§ WHAT IS EXPECTED
Extract each line holding the word "page" from the entries.

§ PROVIDED DATA
....................

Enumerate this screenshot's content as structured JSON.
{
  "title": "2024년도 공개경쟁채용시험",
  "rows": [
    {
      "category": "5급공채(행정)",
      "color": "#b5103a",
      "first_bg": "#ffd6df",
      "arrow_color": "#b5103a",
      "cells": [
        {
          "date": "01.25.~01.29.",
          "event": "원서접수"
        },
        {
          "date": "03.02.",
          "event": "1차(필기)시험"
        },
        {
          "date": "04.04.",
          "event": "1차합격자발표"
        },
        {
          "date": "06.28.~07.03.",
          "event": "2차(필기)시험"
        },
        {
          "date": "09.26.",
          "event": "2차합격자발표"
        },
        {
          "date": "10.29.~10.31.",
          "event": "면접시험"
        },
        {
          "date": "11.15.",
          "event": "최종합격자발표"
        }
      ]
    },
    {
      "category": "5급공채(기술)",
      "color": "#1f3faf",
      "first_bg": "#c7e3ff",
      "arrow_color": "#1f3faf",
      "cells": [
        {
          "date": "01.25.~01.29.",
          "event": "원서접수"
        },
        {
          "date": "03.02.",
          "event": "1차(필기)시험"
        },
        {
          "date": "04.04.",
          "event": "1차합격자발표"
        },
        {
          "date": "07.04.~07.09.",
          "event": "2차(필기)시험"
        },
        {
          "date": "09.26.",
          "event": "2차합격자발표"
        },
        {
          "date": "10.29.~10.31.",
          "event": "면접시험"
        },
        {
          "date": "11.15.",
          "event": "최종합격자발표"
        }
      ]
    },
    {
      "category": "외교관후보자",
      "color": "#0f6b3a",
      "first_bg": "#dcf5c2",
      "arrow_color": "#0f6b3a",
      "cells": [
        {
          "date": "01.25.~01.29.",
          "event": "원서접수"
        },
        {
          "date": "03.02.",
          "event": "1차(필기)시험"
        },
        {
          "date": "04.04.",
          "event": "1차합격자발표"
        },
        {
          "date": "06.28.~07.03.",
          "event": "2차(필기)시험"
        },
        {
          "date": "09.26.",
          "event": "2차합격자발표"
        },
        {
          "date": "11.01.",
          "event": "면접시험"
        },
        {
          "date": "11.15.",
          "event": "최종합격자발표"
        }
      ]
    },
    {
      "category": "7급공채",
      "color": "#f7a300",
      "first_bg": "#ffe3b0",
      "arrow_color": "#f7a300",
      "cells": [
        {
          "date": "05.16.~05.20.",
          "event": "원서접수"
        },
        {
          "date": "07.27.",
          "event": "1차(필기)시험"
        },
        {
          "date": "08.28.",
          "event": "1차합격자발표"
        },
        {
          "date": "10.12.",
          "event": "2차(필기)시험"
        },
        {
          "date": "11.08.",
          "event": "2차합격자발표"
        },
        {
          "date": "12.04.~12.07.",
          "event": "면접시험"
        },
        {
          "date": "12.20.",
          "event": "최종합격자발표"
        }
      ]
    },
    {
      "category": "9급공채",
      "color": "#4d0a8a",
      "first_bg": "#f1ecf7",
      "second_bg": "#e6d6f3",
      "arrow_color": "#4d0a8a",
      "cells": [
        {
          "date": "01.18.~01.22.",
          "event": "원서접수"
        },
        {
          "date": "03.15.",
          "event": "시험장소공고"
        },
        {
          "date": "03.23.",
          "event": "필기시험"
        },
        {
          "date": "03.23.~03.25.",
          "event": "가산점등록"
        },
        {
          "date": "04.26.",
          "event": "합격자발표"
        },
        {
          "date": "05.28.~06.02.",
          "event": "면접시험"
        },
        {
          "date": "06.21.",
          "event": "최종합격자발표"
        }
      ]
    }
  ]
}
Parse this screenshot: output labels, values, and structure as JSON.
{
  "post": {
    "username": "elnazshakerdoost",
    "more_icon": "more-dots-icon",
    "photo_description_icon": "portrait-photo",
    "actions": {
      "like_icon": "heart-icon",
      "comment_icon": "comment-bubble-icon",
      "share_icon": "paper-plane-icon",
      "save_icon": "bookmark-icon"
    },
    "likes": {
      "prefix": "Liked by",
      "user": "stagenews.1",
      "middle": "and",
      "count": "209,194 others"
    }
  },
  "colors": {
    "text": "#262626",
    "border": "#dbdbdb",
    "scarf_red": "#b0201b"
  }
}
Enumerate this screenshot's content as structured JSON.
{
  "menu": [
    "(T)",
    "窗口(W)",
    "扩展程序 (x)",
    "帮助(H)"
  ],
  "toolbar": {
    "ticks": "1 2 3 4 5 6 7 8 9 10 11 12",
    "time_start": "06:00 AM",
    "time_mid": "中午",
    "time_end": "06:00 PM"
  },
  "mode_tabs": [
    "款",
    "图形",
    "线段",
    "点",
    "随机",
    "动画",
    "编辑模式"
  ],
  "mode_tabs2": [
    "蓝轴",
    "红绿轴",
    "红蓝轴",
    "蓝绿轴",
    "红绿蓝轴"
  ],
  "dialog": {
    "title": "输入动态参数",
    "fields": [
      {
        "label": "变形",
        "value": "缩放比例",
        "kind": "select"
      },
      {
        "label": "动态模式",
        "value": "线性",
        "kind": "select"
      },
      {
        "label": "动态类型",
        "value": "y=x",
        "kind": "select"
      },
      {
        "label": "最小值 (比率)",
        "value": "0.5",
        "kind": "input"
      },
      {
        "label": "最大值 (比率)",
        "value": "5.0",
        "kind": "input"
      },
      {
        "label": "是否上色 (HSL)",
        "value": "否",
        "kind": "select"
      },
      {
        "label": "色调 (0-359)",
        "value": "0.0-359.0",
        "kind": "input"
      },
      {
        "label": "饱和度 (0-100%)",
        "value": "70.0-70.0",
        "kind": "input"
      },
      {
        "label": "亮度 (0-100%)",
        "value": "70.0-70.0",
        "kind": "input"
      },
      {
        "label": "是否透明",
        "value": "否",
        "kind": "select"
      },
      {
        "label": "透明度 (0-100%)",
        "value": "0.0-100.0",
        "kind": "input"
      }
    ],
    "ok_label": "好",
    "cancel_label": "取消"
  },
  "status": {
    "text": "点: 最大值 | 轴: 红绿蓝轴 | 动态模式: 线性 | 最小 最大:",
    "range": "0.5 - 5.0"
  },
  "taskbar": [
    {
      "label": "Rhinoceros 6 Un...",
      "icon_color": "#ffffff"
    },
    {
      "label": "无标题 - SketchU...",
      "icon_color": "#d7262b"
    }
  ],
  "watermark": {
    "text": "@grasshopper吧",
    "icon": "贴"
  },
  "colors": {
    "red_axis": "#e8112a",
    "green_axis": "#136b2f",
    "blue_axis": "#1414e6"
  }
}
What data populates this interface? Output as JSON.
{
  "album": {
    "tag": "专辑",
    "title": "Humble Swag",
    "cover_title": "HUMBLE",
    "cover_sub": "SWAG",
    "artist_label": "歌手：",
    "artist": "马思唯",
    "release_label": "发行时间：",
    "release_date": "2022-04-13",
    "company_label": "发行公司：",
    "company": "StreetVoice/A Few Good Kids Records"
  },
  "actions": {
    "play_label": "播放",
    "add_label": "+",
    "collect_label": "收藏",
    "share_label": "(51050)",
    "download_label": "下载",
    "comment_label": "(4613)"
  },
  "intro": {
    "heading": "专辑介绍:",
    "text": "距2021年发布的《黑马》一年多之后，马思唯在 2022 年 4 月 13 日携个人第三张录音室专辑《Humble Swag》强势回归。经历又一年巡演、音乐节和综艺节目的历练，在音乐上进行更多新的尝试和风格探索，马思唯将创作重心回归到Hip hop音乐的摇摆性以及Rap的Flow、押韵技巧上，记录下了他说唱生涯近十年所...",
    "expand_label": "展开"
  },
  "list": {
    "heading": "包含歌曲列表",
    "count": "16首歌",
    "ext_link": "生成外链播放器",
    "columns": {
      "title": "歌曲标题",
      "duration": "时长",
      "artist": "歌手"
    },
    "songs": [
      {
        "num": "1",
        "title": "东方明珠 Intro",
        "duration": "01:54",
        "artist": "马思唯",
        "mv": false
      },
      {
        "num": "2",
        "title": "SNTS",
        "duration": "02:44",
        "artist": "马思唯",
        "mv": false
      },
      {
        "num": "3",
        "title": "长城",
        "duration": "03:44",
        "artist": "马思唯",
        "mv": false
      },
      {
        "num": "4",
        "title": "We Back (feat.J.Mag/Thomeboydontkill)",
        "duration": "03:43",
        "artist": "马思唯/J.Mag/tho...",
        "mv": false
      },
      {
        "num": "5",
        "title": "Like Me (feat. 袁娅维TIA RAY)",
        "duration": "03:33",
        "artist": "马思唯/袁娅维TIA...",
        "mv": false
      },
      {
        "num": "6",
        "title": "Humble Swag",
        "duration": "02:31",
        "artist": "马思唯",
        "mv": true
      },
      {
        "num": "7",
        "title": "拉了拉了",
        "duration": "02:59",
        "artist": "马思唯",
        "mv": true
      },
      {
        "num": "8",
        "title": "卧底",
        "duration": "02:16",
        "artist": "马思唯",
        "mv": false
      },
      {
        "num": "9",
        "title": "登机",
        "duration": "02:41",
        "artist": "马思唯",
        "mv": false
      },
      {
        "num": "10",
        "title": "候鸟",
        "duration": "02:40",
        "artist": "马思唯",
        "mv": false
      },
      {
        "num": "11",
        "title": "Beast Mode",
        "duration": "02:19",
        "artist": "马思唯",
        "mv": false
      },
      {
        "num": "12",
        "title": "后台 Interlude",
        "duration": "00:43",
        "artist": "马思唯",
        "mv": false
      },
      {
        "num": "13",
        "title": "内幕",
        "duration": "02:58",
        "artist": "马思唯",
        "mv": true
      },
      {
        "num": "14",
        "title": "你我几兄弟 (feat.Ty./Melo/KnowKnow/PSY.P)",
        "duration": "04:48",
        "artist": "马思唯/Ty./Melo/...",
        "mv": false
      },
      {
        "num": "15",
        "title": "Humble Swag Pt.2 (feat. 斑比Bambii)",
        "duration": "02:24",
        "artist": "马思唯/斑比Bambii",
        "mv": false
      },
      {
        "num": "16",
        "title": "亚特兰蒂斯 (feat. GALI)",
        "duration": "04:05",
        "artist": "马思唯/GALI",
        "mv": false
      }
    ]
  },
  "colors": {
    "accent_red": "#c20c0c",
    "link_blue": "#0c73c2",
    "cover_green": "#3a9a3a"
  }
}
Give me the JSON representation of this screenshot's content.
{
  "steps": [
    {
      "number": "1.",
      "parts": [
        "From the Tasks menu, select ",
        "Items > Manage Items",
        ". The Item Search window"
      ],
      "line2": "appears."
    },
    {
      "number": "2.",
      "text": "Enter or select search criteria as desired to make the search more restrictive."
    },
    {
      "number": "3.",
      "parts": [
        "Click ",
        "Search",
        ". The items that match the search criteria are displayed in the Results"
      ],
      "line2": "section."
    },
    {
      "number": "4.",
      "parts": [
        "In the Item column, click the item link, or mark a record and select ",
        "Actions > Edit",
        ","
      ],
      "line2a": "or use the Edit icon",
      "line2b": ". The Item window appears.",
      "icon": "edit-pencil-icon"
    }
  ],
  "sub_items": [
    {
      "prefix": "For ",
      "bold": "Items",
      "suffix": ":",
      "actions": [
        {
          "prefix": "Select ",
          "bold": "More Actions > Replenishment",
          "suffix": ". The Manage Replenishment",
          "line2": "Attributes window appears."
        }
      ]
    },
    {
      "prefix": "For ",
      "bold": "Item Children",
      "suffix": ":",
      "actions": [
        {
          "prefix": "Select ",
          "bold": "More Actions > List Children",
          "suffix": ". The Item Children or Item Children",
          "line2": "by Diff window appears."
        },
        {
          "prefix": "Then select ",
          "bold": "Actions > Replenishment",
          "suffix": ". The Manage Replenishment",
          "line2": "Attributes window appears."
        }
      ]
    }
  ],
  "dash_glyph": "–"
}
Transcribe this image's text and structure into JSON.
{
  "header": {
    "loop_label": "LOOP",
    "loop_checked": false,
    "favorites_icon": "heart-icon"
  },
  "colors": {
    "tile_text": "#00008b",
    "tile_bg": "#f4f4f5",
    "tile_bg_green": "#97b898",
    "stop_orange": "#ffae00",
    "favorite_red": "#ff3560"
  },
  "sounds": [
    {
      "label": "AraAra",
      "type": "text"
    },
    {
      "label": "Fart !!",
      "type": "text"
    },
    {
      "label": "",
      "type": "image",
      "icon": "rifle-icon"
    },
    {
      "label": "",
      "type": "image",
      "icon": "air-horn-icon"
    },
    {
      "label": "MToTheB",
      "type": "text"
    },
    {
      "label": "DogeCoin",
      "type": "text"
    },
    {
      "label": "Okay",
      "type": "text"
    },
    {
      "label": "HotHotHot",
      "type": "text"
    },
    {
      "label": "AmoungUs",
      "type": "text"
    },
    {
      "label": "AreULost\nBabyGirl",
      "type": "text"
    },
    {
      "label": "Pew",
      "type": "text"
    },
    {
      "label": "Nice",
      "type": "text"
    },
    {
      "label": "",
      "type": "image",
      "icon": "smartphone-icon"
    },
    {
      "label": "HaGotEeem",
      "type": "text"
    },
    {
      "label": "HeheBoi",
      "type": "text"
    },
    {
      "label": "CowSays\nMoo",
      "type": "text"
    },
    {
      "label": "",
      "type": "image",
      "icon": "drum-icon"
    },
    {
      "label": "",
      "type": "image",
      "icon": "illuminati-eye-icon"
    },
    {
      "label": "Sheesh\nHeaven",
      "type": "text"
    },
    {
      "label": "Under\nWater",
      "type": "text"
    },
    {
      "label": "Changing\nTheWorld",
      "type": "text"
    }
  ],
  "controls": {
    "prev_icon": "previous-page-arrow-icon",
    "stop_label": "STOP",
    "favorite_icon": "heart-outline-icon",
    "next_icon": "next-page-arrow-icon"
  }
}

....................

§ COMPLETED TASK
    "prev_icon": "previous-page-arrow-icon",
    "next_icon": "next-page-arrow-icon"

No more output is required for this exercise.